■ Dataset rows:
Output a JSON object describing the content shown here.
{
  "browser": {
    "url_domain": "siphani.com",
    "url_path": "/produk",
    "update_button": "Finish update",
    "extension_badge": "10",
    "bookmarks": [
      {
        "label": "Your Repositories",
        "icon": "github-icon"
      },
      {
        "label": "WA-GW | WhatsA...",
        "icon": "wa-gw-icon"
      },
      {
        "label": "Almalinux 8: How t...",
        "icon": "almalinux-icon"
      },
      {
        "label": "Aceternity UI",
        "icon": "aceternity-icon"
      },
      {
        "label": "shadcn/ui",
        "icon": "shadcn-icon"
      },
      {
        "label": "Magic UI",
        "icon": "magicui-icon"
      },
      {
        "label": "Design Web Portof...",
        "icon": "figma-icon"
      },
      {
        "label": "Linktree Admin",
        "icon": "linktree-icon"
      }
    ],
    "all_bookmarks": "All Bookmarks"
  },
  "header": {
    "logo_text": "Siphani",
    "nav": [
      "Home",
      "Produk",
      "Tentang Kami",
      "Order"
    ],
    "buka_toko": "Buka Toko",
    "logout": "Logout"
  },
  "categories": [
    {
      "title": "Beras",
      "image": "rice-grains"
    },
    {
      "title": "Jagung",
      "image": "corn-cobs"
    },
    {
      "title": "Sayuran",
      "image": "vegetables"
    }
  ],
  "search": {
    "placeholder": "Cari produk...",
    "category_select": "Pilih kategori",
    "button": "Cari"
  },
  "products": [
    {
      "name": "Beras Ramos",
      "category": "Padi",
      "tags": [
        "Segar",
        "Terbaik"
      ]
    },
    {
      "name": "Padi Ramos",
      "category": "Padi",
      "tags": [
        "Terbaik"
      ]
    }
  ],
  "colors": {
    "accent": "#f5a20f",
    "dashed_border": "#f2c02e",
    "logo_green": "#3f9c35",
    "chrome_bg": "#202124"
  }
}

■ Problem requirements:
Pick out the lines that have the word "Cari". Copy them all.

■ Full solution:
    "placeholder": "Cari produk...",
    "button": "Cari"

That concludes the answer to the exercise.